- SET EXERCISE -
Would you set down every entry shown below, precisely as written?

[Recorded data]

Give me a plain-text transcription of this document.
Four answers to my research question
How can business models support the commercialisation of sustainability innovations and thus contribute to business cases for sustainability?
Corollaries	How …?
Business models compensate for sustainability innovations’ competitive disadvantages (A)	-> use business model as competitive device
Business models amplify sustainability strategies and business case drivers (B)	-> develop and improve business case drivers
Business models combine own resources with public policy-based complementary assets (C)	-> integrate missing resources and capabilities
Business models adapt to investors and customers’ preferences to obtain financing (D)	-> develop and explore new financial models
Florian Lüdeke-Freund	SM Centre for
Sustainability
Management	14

- ANSWER BELOW -
Give me a plain-text transcription of this document.
Four answers to my research question
How can business models support the commercialisation of sustainability innovations and thus contribute to business cases for sustainability?
Corollaries	How …?
Business models compensate for sustainability innovations’ competitive disadvantages (A)	-> use business model as competitive device
Business models amplify sustainability strategies and business case drivers (B)	-> develop and improve business case drivers
Business models combine own resources with public policy-based complementary assets (C)	-> integrate missing resources and capabilities
Business models adapt to investors and customers’ preferences to obtain financing (D)	-> develop and explore new financial models
Florian Lüdeke-Freund	SM Centre for
Sustainability
Management	14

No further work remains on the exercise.